* **BRIEF**
Examine the records and identify each line that includes the string "station". Copy those lines.

Begin

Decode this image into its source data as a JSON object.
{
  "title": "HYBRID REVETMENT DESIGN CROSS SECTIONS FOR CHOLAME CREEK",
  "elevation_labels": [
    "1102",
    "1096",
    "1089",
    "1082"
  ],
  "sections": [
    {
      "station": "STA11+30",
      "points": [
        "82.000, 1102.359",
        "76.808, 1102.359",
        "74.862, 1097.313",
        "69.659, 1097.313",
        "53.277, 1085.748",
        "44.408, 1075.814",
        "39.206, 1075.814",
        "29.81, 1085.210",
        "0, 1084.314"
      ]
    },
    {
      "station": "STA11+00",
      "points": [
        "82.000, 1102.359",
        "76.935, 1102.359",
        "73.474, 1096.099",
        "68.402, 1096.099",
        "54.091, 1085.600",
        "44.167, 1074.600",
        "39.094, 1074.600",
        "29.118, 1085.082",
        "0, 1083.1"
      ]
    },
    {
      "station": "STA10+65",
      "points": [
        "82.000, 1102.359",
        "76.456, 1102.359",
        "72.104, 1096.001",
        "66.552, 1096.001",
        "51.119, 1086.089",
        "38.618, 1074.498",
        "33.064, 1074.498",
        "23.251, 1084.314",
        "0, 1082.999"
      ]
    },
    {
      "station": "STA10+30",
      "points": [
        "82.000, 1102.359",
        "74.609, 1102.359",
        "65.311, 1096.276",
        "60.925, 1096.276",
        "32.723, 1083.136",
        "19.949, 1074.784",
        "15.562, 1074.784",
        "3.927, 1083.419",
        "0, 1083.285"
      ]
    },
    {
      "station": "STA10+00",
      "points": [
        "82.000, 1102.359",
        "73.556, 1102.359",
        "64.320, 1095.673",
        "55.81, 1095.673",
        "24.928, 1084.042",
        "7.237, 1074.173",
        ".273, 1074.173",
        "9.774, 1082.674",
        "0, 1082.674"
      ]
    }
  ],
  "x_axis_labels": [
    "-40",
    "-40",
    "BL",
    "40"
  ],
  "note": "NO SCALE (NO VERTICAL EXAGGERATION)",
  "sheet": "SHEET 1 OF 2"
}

End

* **SOLUTION**
      "station": "STA11+30",
      "station": "STA11+00",
      "station": "STA10+65",
      "station": "STA10+30",
      "station": "STA10+00",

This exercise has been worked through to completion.